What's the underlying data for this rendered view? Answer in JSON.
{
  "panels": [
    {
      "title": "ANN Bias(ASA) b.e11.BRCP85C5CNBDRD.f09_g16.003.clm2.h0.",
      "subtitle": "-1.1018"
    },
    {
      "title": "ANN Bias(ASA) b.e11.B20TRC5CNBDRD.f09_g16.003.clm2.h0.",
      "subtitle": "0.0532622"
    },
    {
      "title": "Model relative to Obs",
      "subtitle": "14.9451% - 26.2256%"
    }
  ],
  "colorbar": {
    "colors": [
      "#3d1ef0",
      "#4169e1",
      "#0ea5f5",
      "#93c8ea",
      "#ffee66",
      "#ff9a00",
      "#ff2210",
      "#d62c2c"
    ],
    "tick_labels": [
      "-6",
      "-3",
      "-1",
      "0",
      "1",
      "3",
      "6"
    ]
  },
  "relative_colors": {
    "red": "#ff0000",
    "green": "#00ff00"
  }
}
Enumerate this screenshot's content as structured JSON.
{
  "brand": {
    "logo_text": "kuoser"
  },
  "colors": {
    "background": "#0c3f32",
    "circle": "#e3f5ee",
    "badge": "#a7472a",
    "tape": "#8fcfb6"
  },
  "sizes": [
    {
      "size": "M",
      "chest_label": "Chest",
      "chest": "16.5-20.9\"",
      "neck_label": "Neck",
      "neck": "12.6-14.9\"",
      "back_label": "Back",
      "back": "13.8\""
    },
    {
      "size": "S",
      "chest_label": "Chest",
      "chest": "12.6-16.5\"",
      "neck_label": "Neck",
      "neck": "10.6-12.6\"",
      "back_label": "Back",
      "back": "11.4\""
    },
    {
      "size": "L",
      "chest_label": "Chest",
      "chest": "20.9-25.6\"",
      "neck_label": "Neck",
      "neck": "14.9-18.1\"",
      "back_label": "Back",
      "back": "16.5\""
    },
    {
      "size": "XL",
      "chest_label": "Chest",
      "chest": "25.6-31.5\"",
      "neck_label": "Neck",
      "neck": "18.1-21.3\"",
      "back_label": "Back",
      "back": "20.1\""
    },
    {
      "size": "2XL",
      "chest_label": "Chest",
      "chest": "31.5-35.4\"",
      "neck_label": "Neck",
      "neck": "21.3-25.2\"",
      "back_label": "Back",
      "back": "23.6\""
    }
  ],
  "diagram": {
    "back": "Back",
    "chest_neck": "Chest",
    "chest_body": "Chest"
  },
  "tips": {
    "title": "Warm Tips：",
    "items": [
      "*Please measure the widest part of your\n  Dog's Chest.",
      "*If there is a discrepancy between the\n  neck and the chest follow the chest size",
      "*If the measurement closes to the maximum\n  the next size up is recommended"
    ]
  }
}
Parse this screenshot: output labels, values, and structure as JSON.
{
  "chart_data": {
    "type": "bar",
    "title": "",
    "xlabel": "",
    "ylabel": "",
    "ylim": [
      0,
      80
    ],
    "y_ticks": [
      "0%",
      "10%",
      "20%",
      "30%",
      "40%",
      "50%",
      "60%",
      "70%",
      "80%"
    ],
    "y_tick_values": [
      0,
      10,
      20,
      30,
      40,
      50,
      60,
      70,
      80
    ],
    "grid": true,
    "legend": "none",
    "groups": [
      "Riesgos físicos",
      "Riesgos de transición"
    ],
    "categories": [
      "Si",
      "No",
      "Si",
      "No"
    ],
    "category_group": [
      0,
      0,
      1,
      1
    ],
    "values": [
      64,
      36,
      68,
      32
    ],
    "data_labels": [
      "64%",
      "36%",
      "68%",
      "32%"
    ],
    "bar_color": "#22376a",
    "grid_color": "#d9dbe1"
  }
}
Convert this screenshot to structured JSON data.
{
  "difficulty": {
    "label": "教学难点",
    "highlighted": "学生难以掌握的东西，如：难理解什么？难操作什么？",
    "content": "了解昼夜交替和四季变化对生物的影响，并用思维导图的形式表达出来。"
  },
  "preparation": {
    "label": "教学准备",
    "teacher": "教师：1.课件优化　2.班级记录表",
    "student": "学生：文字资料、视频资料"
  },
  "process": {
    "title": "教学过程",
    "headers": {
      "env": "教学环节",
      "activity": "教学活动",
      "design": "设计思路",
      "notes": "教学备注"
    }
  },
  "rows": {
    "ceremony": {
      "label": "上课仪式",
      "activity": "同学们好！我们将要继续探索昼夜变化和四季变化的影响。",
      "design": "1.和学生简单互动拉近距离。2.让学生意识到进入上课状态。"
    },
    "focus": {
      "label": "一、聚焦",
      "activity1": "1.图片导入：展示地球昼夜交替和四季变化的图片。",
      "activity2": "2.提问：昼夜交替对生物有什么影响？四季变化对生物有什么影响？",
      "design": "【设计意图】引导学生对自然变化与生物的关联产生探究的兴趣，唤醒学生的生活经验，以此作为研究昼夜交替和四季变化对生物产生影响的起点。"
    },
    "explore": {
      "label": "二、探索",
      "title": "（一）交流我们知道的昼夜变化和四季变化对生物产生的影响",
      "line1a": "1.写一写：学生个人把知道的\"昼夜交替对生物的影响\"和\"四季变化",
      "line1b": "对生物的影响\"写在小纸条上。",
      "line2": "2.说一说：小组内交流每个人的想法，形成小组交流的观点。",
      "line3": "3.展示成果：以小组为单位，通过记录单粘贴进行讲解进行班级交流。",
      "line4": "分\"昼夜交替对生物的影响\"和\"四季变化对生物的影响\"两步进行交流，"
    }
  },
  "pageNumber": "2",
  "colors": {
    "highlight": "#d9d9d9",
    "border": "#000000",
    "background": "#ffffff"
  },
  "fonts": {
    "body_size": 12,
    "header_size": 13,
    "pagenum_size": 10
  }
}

────

Extract every record and return it verbatim.

Solved exercise:
What's the underlying data for this rendered view? Answer in JSON.
{
  "panels": [
    {
      "title": "ANN Bias(ASA) b.e11.BRCP85C5CNBDRD.f09_g16.003.clm2.h0.",
      "subtitle": "-1.1018"
    },
    {
      "title": "ANN Bias(ASA) b.e11.B20TRC5CNBDRD.f09_g16.003.clm2.h0.",
      "subtitle": "0.0532622"
    },
    {
      "title": "Model relative to Obs",
      "subtitle": "14.9451% - 26.2256%"
    }
  ],
  "colorbar": {
    "colors": [
      "#3d1ef0",
      "#4169e1",
      "#0ea5f5",
      "#93c8ea",
      "#ffee66",
      "#ff9a00",
      "#ff2210",
      "#d62c2c"
    ],
    "tick_labels": [
      "-6",
      "-3",
      "-1",
      "0",
      "1",
      "3",
      "6"
    ]
  },
  "relative_colors": {
    "red": "#ff0000",
    "green": "#00ff00"
  }
}
Enumerate this screenshot's content as structured JSON.
{
  "brand": {
    "logo_text": "kuoser"
  },
  "colors": {
    "background": "#0c3f32",
    "circle": "#e3f5ee",
    "badge": "#a7472a",
    "tape": "#8fcfb6"
  },
  "sizes": [
    {
      "size": "M",
      "chest_label": "Chest",
      "chest": "16.5-20.9\"",
      "neck_label": "Neck",
      "neck": "12.6-14.9\"",
      "back_label": "Back",
      "back": "13.8\""
    },
    {
      "size": "S",
      "chest_label": "Chest",
      "chest": "12.6-16.5\"",
      "neck_label": "Neck",
      "neck": "10.6-12.6\"",
      "back_label": "Back",
      "back": "11.4\""
    },
    {
      "size": "L",
      "chest_label": "Chest",
      "chest": "20.9-25.6\"",
      "neck_label": "Neck",
      "neck": "14.9-18.1\"",
      "back_label": "Back",
      "back": "16.5\""
    },
    {
      "size": "XL",
      "chest_label": "Chest",
      "chest": "25.6-31.5\"",
      "neck_label": "Neck",
      "neck": "18.1-21.3\"",
      "back_label": "Back",
      "back": "20.1\""
    },
    {
      "size": "2XL",
      "chest_label": "Chest",
      "chest": "31.5-35.4\"",
      "neck_label": "Neck",
      "neck": "21.3-25.2\"",
      "back_label": "Back",
      "back": "23.6\""
    }
  ],
  "diagram": {
    "back": "Back",
    "chest_neck": "Chest",
    "chest_body": "Chest"
  },
  "tips": {
    "title": "Warm Tips：",
    "items": [
      "*Please measure the widest part of your\n  Dog's Chest.",
      "*If there is a discrepancy between the\n  neck and the chest follow the chest size",
      "*If the measurement closes to the maximum\n  the next size up is recommended"
    ]
  }
}
Parse this screenshot: output labels, values, and structure as JSON.
{
  "chart_data": {
    "type": "bar",
    "title": "",
    "xlabel": "",
    "ylabel": "",
    "ylim": [
      0,
      80
    ],
    "y_ticks": [
      "0%",
      "10%",
      "20%",
      "30%",
      "40%",
      "50%",
      "60%",
      "70%",
      "80%"
    ],
    "y_tick_values": [
      0,
      10,
      20,
      30,
      40,
      50,
      60,
      70,
      80
    ],
    "grid": true,
    "legend": "none",
    "groups": [
      "Riesgos físicos",
      "Riesgos de transición"
    ],
    "categories": [
      "Si",
      "No",
      "Si",
      "No"
    ],
    "category_group": [
      0,
      0,
      1,
      1
    ],
    "values": [
      64,
      36,
      68,
      32
    ],
    "data_labels": [
      "64%",
      "36%",
      "68%",
      "32%"
    ],
    "bar_color": "#22376a",
    "grid_color": "#d9dbe1"
  }
}
Convert this screenshot to structured JSON data.
{
  "difficulty": {
    "label": "教学难点",
    "highlighted": "学生难以掌握的东西，如：难理解什么？难操作什么？",
    "content": "了解昼夜交替和四季变化对生物的影响，并用思维导图的形式表达出来。"
  },
  "preparation": {
    "label": "教学准备",
    "teacher": "教师：1.课件优化　2.班级记录表",
    "student": "学生：文字资料、视频资料"
  },
  "process": {
    "title": "教学过程",
    "headers": {
      "env": "教学环节",
      "activity": "教学活动",
      "design": "设计思路",
      "notes": "教学备注"
    }
  },
  "rows": {
    "ceremony": {
      "label": "上课仪式",
      "activity": "同学们好！我们将要继续探索昼夜变化和四季变化的影响。",
      "design": "1.和学生简单互动拉近距离。2.让学生意识到进入上课状态。"
    },
    "focus": {
      "label": "一、聚焦",
      "activity1": "1.图片导入：展示地球昼夜交替和四季变化的图片。",
      "activity2": "2.提问：昼夜交替对生物有什么影响？四季变化对生物有什么影响？",
      "design": "【设计意图】引导学生对自然变化与生物的关联产生探究的兴趣，唤醒学生的生活经验，以此作为研究昼夜交替和四季变化对生物产生影响的起点。"
    },
    "explore": {
      "label": "二、探索",
      "title": "（一）交流我们知道的昼夜变化和四季变化对生物产生的影响",
      "line1a": "1.写一写：学生个人把知道的\"昼夜交替对生物的影响\"和\"四季变化",
      "line1b": "对生物的影响\"写在小纸条上。",
      "line2": "2.说一说：小组内交流每个人的想法，形成小组交流的观点。",
      "line3": "3.展示成果：以小组为单位，通过记录单粘贴进行讲解进行班级交流。",
      "line4": "分\"昼夜交替对生物的影响\"和\"四季变化对生物的影响\"两步进行交流，"
    }
  },
  "pageNumber": "2",
  "colors": {
    "highlight": "#d9d9d9",
    "border": "#000000",
    "background": "#ffffff"
  },
  "fonts": {
    "body_size": 12,
    "header_size": 13,
    "pagenum_size": 10
  }
}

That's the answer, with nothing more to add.